--- Entries shown ---
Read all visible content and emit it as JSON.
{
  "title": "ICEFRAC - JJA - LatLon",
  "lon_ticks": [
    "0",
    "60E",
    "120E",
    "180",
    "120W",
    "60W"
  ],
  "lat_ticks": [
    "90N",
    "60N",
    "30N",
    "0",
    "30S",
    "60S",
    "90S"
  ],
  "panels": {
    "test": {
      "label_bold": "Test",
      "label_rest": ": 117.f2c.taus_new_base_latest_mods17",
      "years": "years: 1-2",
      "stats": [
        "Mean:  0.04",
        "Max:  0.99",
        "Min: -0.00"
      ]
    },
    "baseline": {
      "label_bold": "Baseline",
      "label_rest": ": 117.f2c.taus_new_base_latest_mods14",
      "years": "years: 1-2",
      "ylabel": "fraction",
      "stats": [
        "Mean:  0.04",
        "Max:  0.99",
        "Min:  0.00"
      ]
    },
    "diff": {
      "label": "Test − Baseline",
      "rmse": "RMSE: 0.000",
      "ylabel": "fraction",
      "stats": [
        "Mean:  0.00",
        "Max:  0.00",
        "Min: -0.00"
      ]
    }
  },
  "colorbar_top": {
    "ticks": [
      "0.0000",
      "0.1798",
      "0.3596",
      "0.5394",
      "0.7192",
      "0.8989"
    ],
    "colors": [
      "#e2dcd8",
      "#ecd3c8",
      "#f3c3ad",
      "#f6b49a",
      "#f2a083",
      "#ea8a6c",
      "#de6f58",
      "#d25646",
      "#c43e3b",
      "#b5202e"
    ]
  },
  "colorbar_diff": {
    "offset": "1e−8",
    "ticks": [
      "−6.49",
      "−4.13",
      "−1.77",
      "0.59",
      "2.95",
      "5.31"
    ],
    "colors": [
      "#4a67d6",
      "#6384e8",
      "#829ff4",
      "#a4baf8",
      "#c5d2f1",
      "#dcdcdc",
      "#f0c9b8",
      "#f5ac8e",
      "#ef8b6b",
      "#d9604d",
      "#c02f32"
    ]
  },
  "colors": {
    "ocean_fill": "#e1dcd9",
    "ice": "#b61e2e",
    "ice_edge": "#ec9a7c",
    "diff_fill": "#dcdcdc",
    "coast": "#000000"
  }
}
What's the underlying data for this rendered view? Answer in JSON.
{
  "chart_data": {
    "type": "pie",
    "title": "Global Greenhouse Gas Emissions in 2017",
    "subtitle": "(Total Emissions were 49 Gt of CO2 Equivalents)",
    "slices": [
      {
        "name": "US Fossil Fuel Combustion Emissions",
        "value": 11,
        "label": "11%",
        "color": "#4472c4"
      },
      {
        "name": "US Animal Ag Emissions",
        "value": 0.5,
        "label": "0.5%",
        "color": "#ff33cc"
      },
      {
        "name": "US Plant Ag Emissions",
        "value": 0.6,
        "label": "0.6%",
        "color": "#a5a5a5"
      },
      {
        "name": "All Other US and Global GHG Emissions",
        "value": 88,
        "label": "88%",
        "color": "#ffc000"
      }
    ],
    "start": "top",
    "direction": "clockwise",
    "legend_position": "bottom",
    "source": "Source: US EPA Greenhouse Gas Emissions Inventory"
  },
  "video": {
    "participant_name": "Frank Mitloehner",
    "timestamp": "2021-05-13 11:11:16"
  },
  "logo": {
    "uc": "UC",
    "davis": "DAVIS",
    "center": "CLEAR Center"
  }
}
---
:: Requirements ::
Return the whole listing exactly.

:: Written reply ::
Read all visible content and emit it as JSON.
{
  "title": "ICEFRAC - JJA - LatLon",
  "lon_ticks": [
    "0",
    "60E",
    "120E",
    "180",
    "120W",
    "60W"
  ],
  "lat_ticks": [
    "90N",
    "60N",
    "30N",
    "0",
    "30S",
    "60S",
    "90S"
  ],
  "panels": {
    "test": {
      "label_bold": "Test",
      "label_rest": ": 117.f2c.taus_new_base_latest_mods17",
      "years": "years: 1-2",
      "stats": [
        "Mean:  0.04",
        "Max:  0.99",
        "Min: -0.00"
      ]
    },
    "baseline": {
      "label_bold": "Baseline",
      "label_rest": ": 117.f2c.taus_new_base_latest_mods14",
      "years": "years: 1-2",
      "ylabel": "fraction",
      "stats": [
        "Mean:  0.04",
        "Max:  0.99",
        "Min:  0.00"
      ]
    },
    "diff": {
      "label": "Test − Baseline",
      "rmse": "RMSE: 0.000",
      "ylabel": "fraction",
      "stats": [
        "Mean:  0.00",
        "Max:  0.00",
        "Min: -0.00"
      ]
    }
  },
  "colorbar_top": {
    "ticks": [
      "0.0000",
      "0.1798",
      "0.3596",
      "0.5394",
      "0.7192",
      "0.8989"
    ],
    "colors": [
      "#e2dcd8",
      "#ecd3c8",
      "#f3c3ad",
      "#f6b49a",
      "#f2a083",
      "#ea8a6c",
      "#de6f58",
      "#d25646",
      "#c43e3b",
      "#b5202e"
    ]
  },
  "colorbar_diff": {
    "offset": "1e−8",
    "ticks": [
      "−6.49",
      "−4.13",
      "−1.77",
      "0.59",
      "2.95",
      "5.31"
    ],
    "colors": [
      "#4a67d6",
      "#6384e8",
      "#829ff4",
      "#a4baf8",
      "#c5d2f1",
      "#dcdcdc",
      "#f0c9b8",
      "#f5ac8e",
      "#ef8b6b",
      "#d9604d",
      "#c02f32"
    ]
  },
  "colors": {
    "ocean_fill": "#e1dcd9",
    "ice": "#b61e2e",
    "ice_edge": "#ec9a7c",
    "diff_fill": "#dcdcdc",
    "coast": "#000000"
  }
}
What's the underlying data for this rendered view? Answer in JSON.
{
  "chart_data": {
    "type": "pie",
    "title": "Global Greenhouse Gas Emissions in 2017",
    "subtitle": "(Total Emissions were 49 Gt of CO2 Equivalents)",
    "slices": [
      {
        "name": "US Fossil Fuel Combustion Emissions",
        "value": 11,
        "label": "11%",
        "color": "#4472c4"
      },
      {
        "name": "US Animal Ag Emissions",
        "value": 0.5,
        "label": "0.5%",
        "color": "#ff33cc"
      },
      {
        "name": "US Plant Ag Emissions",
        "value": 0.6,
        "label": "0.6%",
        "color": "#a5a5a5"
      },
      {
        "name": "All Other US and Global GHG Emissions",
        "value": 88,
        "label": "88%",
        "color": "#ffc000"
      }
    ],
    "start": "top",
    "direction": "clockwise",
    "legend_position": "bottom",
    "source": "Source: US EPA Greenhouse Gas Emissions Inventory"
  },
  "video": {
    "participant_name": "Frank Mitloehner",
    "timestamp": "2021-05-13 11:11:16"
  },
  "logo": {
    "uc": "UC",
    "davis": "DAVIS",
    "center": "CLEAR Center"
  }
}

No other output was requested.